Items listed in a dataset
(begin)
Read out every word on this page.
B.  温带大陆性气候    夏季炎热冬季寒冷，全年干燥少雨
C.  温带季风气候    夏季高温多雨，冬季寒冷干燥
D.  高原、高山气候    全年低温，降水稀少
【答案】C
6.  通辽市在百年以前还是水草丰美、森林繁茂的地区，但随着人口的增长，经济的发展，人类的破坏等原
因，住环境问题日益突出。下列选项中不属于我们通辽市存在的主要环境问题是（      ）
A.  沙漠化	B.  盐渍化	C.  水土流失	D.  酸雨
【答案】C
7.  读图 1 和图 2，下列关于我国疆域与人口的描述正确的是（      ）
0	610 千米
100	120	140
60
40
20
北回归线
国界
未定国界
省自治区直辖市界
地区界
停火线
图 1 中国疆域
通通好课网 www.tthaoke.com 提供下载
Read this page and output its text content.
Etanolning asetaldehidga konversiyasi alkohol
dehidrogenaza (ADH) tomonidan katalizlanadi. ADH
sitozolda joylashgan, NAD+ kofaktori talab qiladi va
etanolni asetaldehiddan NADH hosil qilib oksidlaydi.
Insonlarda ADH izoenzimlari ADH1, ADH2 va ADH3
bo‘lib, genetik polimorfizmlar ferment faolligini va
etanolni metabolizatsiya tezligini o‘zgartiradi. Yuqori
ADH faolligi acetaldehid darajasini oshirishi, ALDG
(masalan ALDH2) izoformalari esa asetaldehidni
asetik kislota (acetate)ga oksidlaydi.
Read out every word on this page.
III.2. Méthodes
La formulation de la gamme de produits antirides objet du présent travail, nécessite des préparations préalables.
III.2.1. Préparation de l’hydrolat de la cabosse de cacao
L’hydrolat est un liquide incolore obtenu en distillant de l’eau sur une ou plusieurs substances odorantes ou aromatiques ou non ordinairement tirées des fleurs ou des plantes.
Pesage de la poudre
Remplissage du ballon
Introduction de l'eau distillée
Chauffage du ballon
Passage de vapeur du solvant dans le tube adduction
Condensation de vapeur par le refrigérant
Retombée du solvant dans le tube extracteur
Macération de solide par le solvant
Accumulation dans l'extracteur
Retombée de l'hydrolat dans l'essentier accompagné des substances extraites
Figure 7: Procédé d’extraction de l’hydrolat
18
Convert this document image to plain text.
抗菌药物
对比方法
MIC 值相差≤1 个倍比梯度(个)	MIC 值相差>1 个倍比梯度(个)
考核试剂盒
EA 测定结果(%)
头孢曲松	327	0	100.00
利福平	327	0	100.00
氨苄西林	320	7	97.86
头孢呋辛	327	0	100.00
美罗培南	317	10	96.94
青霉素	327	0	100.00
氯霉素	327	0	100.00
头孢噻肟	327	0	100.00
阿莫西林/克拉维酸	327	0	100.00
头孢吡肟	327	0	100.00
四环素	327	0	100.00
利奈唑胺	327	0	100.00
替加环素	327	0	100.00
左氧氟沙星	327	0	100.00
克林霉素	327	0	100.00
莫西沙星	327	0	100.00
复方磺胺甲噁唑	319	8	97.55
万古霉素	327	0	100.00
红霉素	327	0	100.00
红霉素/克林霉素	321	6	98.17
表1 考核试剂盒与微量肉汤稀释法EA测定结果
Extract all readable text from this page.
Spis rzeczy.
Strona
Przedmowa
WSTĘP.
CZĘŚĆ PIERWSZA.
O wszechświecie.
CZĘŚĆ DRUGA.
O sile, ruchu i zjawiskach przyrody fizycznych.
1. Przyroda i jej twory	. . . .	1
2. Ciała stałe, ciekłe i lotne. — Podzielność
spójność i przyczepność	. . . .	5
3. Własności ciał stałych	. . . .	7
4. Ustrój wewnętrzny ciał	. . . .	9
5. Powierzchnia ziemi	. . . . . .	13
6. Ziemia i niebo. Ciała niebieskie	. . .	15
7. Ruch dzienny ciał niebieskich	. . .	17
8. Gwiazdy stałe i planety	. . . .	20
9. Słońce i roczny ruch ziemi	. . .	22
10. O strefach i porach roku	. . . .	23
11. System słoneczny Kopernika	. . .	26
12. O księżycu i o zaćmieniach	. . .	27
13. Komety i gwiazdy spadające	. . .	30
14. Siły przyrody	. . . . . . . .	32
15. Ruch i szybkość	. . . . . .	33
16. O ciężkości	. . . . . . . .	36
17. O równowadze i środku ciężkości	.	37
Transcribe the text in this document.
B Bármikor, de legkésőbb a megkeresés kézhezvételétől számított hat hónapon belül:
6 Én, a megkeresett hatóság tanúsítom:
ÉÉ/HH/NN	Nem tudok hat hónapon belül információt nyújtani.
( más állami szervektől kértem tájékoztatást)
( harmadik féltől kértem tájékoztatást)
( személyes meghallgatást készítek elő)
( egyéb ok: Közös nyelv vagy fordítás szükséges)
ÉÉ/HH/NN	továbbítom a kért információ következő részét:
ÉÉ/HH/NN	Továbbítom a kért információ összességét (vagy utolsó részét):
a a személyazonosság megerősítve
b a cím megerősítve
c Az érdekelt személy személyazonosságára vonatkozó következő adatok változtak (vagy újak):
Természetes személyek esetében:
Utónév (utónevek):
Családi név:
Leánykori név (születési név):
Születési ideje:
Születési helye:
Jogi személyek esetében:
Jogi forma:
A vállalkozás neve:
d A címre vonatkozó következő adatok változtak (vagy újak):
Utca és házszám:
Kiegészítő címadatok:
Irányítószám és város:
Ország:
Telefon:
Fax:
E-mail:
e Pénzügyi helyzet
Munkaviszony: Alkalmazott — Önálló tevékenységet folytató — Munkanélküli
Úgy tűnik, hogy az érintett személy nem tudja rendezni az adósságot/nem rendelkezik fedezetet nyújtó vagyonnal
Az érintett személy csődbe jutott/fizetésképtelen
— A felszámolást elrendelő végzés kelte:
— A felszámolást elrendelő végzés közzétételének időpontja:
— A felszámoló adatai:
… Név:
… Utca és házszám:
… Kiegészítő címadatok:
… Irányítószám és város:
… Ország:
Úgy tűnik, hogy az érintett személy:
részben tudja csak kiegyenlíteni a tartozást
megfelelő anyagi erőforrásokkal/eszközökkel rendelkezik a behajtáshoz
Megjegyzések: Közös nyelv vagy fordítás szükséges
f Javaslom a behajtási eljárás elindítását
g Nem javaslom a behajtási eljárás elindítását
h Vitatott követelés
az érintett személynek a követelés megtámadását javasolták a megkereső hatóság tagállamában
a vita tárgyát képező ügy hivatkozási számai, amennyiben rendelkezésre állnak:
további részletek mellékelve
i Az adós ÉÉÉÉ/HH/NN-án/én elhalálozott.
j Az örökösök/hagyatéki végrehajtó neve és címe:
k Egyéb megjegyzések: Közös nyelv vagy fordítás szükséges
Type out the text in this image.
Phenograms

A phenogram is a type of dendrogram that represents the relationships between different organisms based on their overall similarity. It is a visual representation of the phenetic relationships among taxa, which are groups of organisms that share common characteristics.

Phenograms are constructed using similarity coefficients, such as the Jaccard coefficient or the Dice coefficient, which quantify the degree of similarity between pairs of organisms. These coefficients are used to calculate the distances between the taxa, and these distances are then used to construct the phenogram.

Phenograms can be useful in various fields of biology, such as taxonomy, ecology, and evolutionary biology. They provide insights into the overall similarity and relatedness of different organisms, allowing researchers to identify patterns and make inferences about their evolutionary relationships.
(end)
GIVEN TASK:
Using the exact wording, write out all of the records.

EXERCISE OUTPUT:
Read out every word on this page.
B.  温带大陆性气候    夏季炎热冬季寒冷，全年干燥少雨
C.  温带季风气候    夏季高温多雨，冬季寒冷干燥
D.  高原、高山气候    全年低温，降水稀少
【答案】C
6.  通辽市在百年以前还是水草丰美、森林繁茂的地区，但随着人口的增长，经济的发展，人类的破坏等原
因，住环境问题日益突出。下列选项中不属于我们通辽市存在的主要环境问题是（      ）
A.  沙漠化	B.  盐渍化	C.  水土流失	D.  酸雨
【答案】C
7.  读图 1 和图 2，下列关于我国疆域与人口的描述正确的是（      ）
0	610 千米
100	120	140
60
40
20
北回归线
国界
未定国界
省自治区直辖市界
地区界
停火线
图 1 中国疆域
通通好课网 www.tthaoke.com 提供下载
Read this page and output its text content.
Etanolning asetaldehidga konversiyasi alkohol
dehidrogenaza (ADH) tomonidan katalizlanadi. ADH
sitozolda joylashgan, NAD+ kofaktori talab qiladi va
etanolni asetaldehiddan NADH hosil qilib oksidlaydi.
Insonlarda ADH izoenzimlari ADH1, ADH2 va ADH3
bo‘lib, genetik polimorfizmlar ferment faolligini va
etanolni metabolizatsiya tezligini o‘zgartiradi. Yuqori
ADH faolligi acetaldehid darajasini oshirishi, ALDG
(masalan ALDH2) izoformalari esa asetaldehidni
asetik kislota (acetate)ga oksidlaydi.
Read out every word on this page.
III.2. Méthodes
La formulation de la gamme de produits antirides objet du présent travail, nécessite des préparations préalables.
III.2.1. Préparation de l’hydrolat de la cabosse de cacao
L’hydrolat est un liquide incolore obtenu en distillant de l’eau sur une ou plusieurs substances odorantes ou aromatiques ou non ordinairement tirées des fleurs ou des plantes.
Pesage de la poudre
Remplissage du ballon
Introduction de l'eau distillée
Chauffage du ballon
Passage de vapeur du solvant dans le tube adduction
Condensation de vapeur par le refrigérant
Retombée du solvant dans le tube extracteur
Macération de solide par le solvant
Accumulation dans l'extracteur
Retombée de l'hydrolat dans l'essentier accompagné des substances extraites
Figure 7: Procédé d’extraction de l’hydrolat
18
Convert this document image to plain text.
抗菌药物
对比方法
MIC 值相差≤1 个倍比梯度(个)	MIC 值相差>1 个倍比梯度(个)
考核试剂盒
EA 测定结果(%)
头孢曲松	327	0	100.00
利福平	327	0	100.00
氨苄西林	320	7	97.86
头孢呋辛	327	0	100.00
美罗培南	317	10	96.94
青霉素	327	0	100.00
氯霉素	327	0	100.00
头孢噻肟	327	0	100.00
阿莫西林/克拉维酸	327	0	100.00
头孢吡肟	327	0	100.00
四环素	327	0	100.00
利奈唑胺	327	0	100.00
替加环素	327	0	100.00
左氧氟沙星	327	0	100.00
克林霉素	327	0	100.00
莫西沙星	327	0	100.00
复方磺胺甲噁唑	319	8	97.55
万古霉素	327	0	100.00
红霉素	327	0	100.00
红霉素/克林霉素	321	6	98.17
表1 考核试剂盒与微量肉汤稀释法EA测定结果
Extract all readable text from this page.
Spis rzeczy.
Strona
Przedmowa
WSTĘP.
CZĘŚĆ PIERWSZA.
O wszechświecie.
CZĘŚĆ DRUGA.
O sile, ruchu i zjawiskach przyrody fizycznych.
1. Przyroda i jej twory	. . . .	1
2. Ciała stałe, ciekłe i lotne. — Podzielność
spójność i przyczepność	. . . .	5
3. Własności ciał stałych	. . . .	7
4. Ustrój wewnętrzny ciał	. . . .	9
5. Powierzchnia ziemi	. . . . . .	13
6. Ziemia i niebo. Ciała niebieskie	. . .	15
7. Ruch dzienny ciał niebieskich	. . .	17
8. Gwiazdy stałe i planety	. . . .	20
9. Słońce i roczny ruch ziemi	. . .	22
10. O strefach i porach roku	. . . .	23
11. System słoneczny Kopernika	. . .	26
12. O księżycu i o zaćmieniach	. . .	27
13. Komety i gwiazdy spadające	. . .	30
14. Siły przyrody	. . . . . . . .	32
15. Ruch i szybkość	. . . . . .	33
16. O ciężkości	. . . . . . . .	36
17. O równowadze i środku ciężkości	.	37
Transcribe the text in this document.
B Bármikor, de legkésőbb a megkeresés kézhezvételétől számított hat hónapon belül:
6 Én, a megkeresett hatóság tanúsítom:
ÉÉ/HH/NN	Nem tudok hat hónapon belül információt nyújtani.
( más állami szervektől kértem tájékoztatást)
( harmadik féltől kértem tájékoztatást)
( személyes meghallgatást készítek elő)
( egyéb ok: Közös nyelv vagy fordítás szükséges)
ÉÉ/HH/NN	továbbítom a kért információ következő részét:
ÉÉ/HH/NN	Továbbítom a kért információ összességét (vagy utolsó részét):
a a személyazonosság megerősítve
b a cím megerősítve
c Az érdekelt személy személyazonosságára vonatkozó következő adatok változtak (vagy újak):
Természetes személyek esetében:
Utónév (utónevek):
Családi név:
Leánykori név (születési név):
Születési ideje:
Születési helye:
Jogi személyek esetében:
Jogi forma:
A vállalkozás neve:
d A címre vonatkozó következő adatok változtak (vagy újak):
Utca és házszám:
Kiegészítő címadatok:
Irányítószám és város:
Ország:
Telefon:
Fax:
E-mail:
e Pénzügyi helyzet
Munkaviszony: Alkalmazott — Önálló tevékenységet folytató — Munkanélküli
Úgy tűnik, hogy az érintett személy nem tudja rendezni az adósságot/nem rendelkezik fedezetet nyújtó vagyonnal
Az érintett személy csődbe jutott/fizetésképtelen
— A felszámolást elrendelő végzés kelte:
— A felszámolást elrendelő végzés közzétételének időpontja:
— A felszámoló adatai:
… Név:
… Utca és házszám:
… Kiegészítő címadatok:
… Irányítószám és város:
… Ország:
Úgy tűnik, hogy az érintett személy:
részben tudja csak kiegyenlíteni a tartozást
megfelelő anyagi erőforrásokkal/eszközökkel rendelkezik a behajtáshoz
Megjegyzések: Közös nyelv vagy fordítás szükséges
f Javaslom a behajtási eljárás elindítását
g Nem javaslom a behajtási eljárás elindítását
h Vitatott követelés
az érintett személynek a követelés megtámadását javasolták a megkereső hatóság tagállamában
a vita tárgyát képező ügy hivatkozási számai, amennyiben rendelkezésre állnak:
további részletek mellékelve
i Az adós ÉÉÉÉ/HH/NN-án/én elhalálozott.
j Az örökösök/hagyatéki végrehajtó neve és címe:
k Egyéb megjegyzések: Közös nyelv vagy fordítás szükséges
Type out the text in this image.
Phenograms

A phenogram is a type of dendrogram that represents the relationships between different organisms based on their overall similarity. It is a visual representation of the phenetic relationships among taxa, which are groups of organisms that share common characteristics.

Phenograms are constructed using similarity coefficients, such as the Jaccard coefficient or the Dice coefficient, which quantify the degree of similarity between pairs of organisms. These coefficients are used to calculate the distances between the taxa, and these distances are then used to construct the phenogram.

Phenograms can be useful in various fields of biology, such as taxonomy, ecology, and evolutionary biology. They provide insights into the overall similarity and relatedness of different organisms, allowing researchers to identify patterns and make inferences about their evolutionary relationships.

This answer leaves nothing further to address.